(WORK TO BE COMPLETED) The records below are to be repeated in full, exactly as they are.

(Dataset excerpts)
%%

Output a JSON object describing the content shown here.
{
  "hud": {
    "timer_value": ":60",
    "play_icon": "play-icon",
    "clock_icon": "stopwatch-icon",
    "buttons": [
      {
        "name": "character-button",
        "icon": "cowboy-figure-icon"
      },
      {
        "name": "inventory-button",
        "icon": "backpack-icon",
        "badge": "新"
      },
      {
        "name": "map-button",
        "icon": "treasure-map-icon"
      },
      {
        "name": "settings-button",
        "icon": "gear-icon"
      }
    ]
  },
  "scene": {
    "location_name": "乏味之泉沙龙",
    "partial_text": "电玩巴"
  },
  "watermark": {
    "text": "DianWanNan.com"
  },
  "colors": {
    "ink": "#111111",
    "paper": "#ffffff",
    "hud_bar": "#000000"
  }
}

%%

(RESPONSE)
Output a JSON object describing the content shown here.
{
  "hud": {
    "timer_value": ":60",
    "play_icon": "play-icon",
    "clock_icon": "stopwatch-icon",
    "buttons": [
      {
        "name": "character-button",
        "icon": "cowboy-figure-icon"
      },
      {
        "name": "inventory-button",
        "icon": "backpack-icon",
        "badge": "新"
      },
      {
        "name": "map-button",
        "icon": "treasure-map-icon"
      },
      {
        "name": "settings-button",
        "icon": "gear-icon"
      }
    ]
  },
  "scene": {
    "location_name": "乏味之泉沙龙",
    "partial_text": "电玩巴"
  },
  "watermark": {
    "text": "DianWanNan.com"
  },
  "colors": {
    "ink": "#111111",
    "paper": "#ffffff",
    "hud_bar": "#000000"
  }
}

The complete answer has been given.